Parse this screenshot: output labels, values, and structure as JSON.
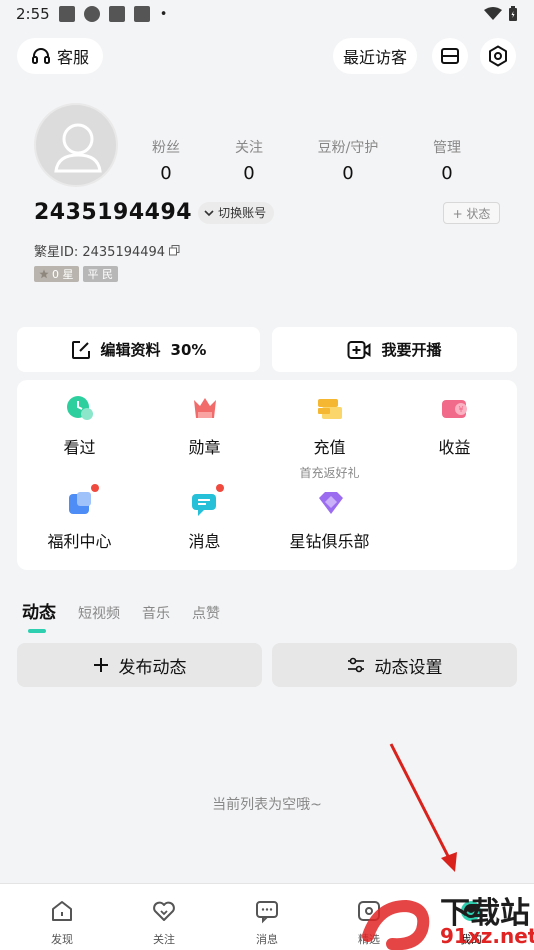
{
  "status_bar": {
    "time": "2:55",
    "dot": "•"
  },
  "header": {
    "service_label": "客服",
    "visitors_label": "最近访客"
  },
  "profile": {
    "stats": [
      {
        "label": "粉丝",
        "value": "0"
      },
      {
        "label": "关注",
        "value": "0"
      },
      {
        "label": "豆粉/守护",
        "value": "0"
      },
      {
        "label": "管理",
        "value": "0"
      }
    ],
    "uid": "2435194494",
    "switch_account": "切换账号",
    "status_tag": "+ 状态",
    "star_id": "繁星ID: 2435194494",
    "star_badge": "0 星",
    "rank_badge": "平 民"
  },
  "actions": {
    "edit_profile": "编辑资料",
    "edit_percent": "30%",
    "go_live": "我要开播"
  },
  "grid": [
    {
      "label": "看过",
      "sub": "",
      "color": "#2ecf9e"
    },
    {
      "label": "勋章",
      "sub": "",
      "color": "#f26b6b"
    },
    {
      "label": "充值",
      "sub": "首充返好礼",
      "color": "#f5b731"
    },
    {
      "label": "收益",
      "sub": "",
      "color": "#f26a8a"
    },
    {
      "label": "福利中心",
      "sub": "",
      "color": "#4d8df5"
    },
    {
      "label": "消息",
      "sub": "",
      "color": "#26c1d9"
    },
    {
      "label": "星钻俱乐部",
      "sub": "",
      "color": "#9c6cf0"
    }
  ],
  "tabs": [
    "动态",
    "短视频",
    "音乐",
    "点赞"
  ],
  "feed": {
    "publish": "发布动态",
    "settings": "动态设置",
    "empty": "当前列表为空哦~"
  },
  "bottom_nav": [
    "发现",
    "关注",
    "消息",
    "精选",
    "我的"
  ],
  "watermark": {
    "brand": "下载站",
    "domain": "91xz.net"
  }
}
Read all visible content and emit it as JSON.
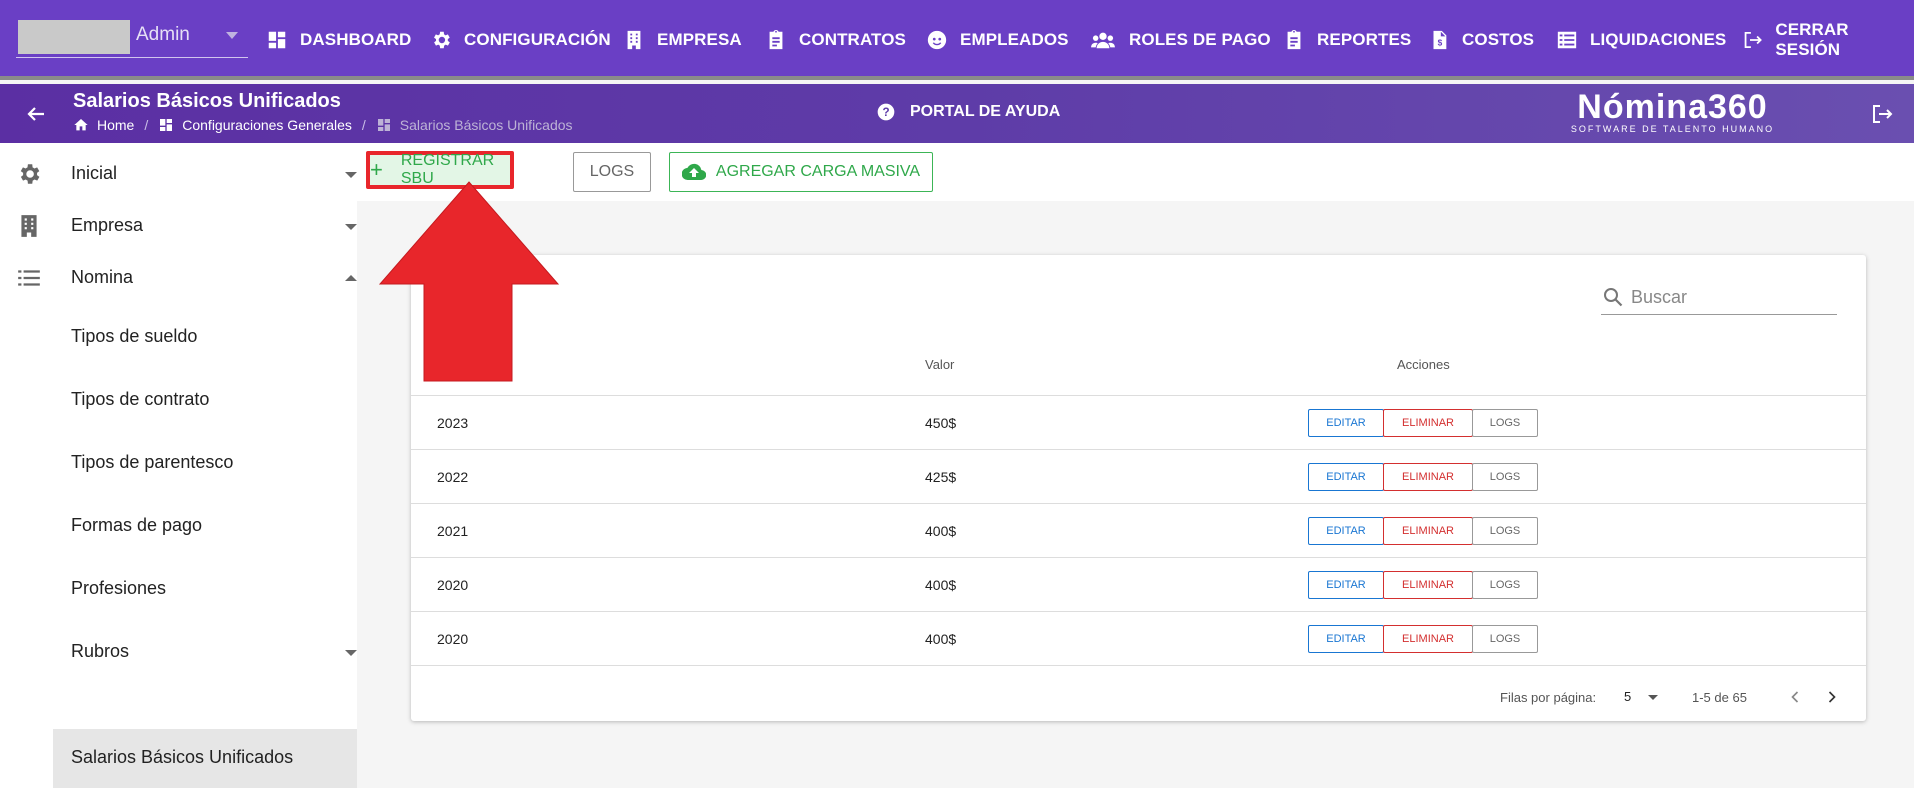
{
  "colors": {
    "nav": "#6a3fc5",
    "accent_green": "#2fa84a",
    "annotation_red": "#e8262b",
    "edit_blue": "#1976d2",
    "delete_red": "#d32f2f"
  },
  "user": {
    "name": "Admin"
  },
  "nav": {
    "dashboard": "DASHBOARD",
    "configuracion": "CONFIGURACIÓN",
    "empresa": "EMPRESA",
    "contratos": "CONTRATOS",
    "empleados": "EMPLEADOS",
    "roles": "ROLES DE PAGO",
    "reportes": "REPORTES",
    "costos": "COSTOS",
    "liquidaciones": "LIQUIDACIONES",
    "cerrar": "CERRAR SESIÓN"
  },
  "header": {
    "title": "Salarios Básicos Unificados",
    "crumb_home": "Home",
    "crumb_config": "Configuraciones Generales",
    "crumb_current": "Salarios Básicos Unificados",
    "help": "PORTAL DE AYUDA",
    "logo_title": "Nómina360",
    "logo_sub": "SOFTWARE DE TALENTO HUMANO"
  },
  "sidebar": {
    "inicial": "Inicial",
    "empresa": "Empresa",
    "nomina": "Nomina",
    "tipos_sueldo": "Tipos de sueldo",
    "tipos_contrato": "Tipos de contrato",
    "tipos_parentesco": "Tipos de parentesco",
    "formas_pago": "Formas de pago",
    "profesiones": "Profesiones",
    "rubros": "Rubros",
    "sbu": "Salarios Básicos Unificados"
  },
  "toolbar": {
    "registrar": "REGISTRAR SBU",
    "logs": "LOGS",
    "carga": "AGREGAR CARGA MASIVA"
  },
  "table": {
    "search_placeholder": "Buscar",
    "col_valor": "Valor",
    "col_acciones": "Acciones",
    "btn_editar": "EDITAR",
    "btn_eliminar": "ELIMINAR",
    "btn_logs": "LOGS",
    "rows": [
      {
        "year": "2023",
        "value": "450$"
      },
      {
        "year": "2022",
        "value": "425$"
      },
      {
        "year": "2021",
        "value": "400$"
      },
      {
        "year": "2020",
        "value": "400$"
      },
      {
        "year": "2020",
        "value": "400$"
      }
    ],
    "rows_per_page_label": "Filas por página:",
    "rows_per_page": "5",
    "range": "1-5 de 65"
  }
}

· · · ·

▶ **SHORT EXERCISE**
Leave the pictures out, and print every line of the listing exactly as written.

▶ **TASK RESULT**
Parse this screenshot: output labels, values, and structure as JSON.
{
  "status_bar": {
    "time": "2:55",
    "dot": "•"
  },
  "header": {
    "service_label": "客服",
    "visitors_label": "最近访客"
  },
  "profile": {
    "stats": [
      {
        "label": "粉丝",
        "value": "0"
      },
      {
        "label": "关注",
        "value": "0"
      },
      {
        "label": "豆粉/守护",
        "value": "0"
      },
      {
        "label": "管理",
        "value": "0"
      }
    ],
    "uid": "2435194494",
    "switch_account": "切换账号",
    "status_tag": "+ 状态",
    "star_id": "繁星ID: 2435194494",
    "star_badge": "0 星",
    "rank_badge": "平 民"
  },
  "actions": {
    "edit_profile": "编辑资料",
    "edit_percent": "30%",
    "go_live": "我要开播"
  },
  "grid": [
    {
      "label": "看过",
      "sub": "",
      "color": "#2ecf9e"
    },
    {
      "label": "勋章",
      "sub": "",
      "color": "#f26b6b"
    },
    {
      "label": "充值",
      "sub": "首充返好礼",
      "color": "#f5b731"
    },
    {
      "label": "收益",
      "sub": "",
      "color": "#f26a8a"
    },
    {
      "label": "福利中心",
      "sub": "",
      "color": "#4d8df5"
    },
    {
      "label": "消息",
      "sub": "",
      "color": "#26c1d9"
    },
    {
      "label": "星钻俱乐部",
      "sub": "",
      "color": "#9c6cf0"
    }
  ],
  "tabs": [
    "动态",
    "短视频",
    "音乐",
    "点赞"
  ],
  "feed": {
    "publish": "发布动态",
    "settings": "动态设置",
    "empty": "当前列表为空哦~"
  },
  "bottom_nav": [
    "发现",
    "关注",
    "消息",
    "精选",
    "我的"
  ],
  "watermark": {
    "brand": "下载站",
    "domain": "91xz.net"
  }
}
Read all visible content and emit it as JSON.
{
  "colors": {
    "nav": "#6a3fc5",
    "accent_green": "#2fa84a",
    "annotation_red": "#e8262b",
    "edit_blue": "#1976d2",
    "delete_red": "#d32f2f"
  },
  "user": {
    "name": "Admin"
  },
  "nav": {
    "dashboard": "DASHBOARD",
    "configuracion": "CONFIGURACIÓN",
    "empresa": "EMPRESA",
    "contratos": "CONTRATOS",
    "empleados": "EMPLEADOS",
    "roles": "ROLES DE PAGO",
    "reportes": "REPORTES",
    "costos": "COSTOS",
    "liquidaciones": "LIQUIDACIONES",
    "cerrar": "CERRAR SESIÓN"
  },
  "header": {
    "title": "Salarios Básicos Unificados",
    "crumb_home": "Home",
    "crumb_config": "Configuraciones Generales",
    "crumb_current": "Salarios Básicos Unificados",
    "help": "PORTAL DE AYUDA",
    "logo_title": "Nómina360",
    "logo_sub": "SOFTWARE DE TALENTO HUMANO"
  },
  "sidebar": {
    "inicial": "Inicial",
    "empresa": "Empresa",
    "nomina": "Nomina",
    "tipos_sueldo": "Tipos de sueldo",
    "tipos_contrato": "Tipos de contrato",
    "tipos_parentesco": "Tipos de parentesco",
    "formas_pago": "Formas de pago",
    "profesiones": "Profesiones",
    "rubros": "Rubros",
    "sbu": "Salarios Básicos Unificados"
  },
  "toolbar": {
    "registrar": "REGISTRAR SBU",
    "logs": "LOGS",
    "carga": "AGREGAR CARGA MASIVA"
  },
  "table": {
    "search_placeholder": "Buscar",
    "col_valor": "Valor",
    "col_acciones": "Acciones",
    "btn_editar": "EDITAR",
    "btn_eliminar": "ELIMINAR",
    "btn_logs": "LOGS",
    "rows": [
      {
        "year": "2023",
        "value": "450$"
      },
      {
        "year": "2022",
        "value": "425$"
      },
      {
        "year": "2021",
        "value": "400$"
      },
      {
        "year": "2020",
        "value": "400$"
      },
      {
        "year": "2020",
        "value": "400$"
      }
    ],
    "rows_per_page_label": "Filas por página:",
    "rows_per_page": "5",
    "range": "1-5 de 65"
  }
}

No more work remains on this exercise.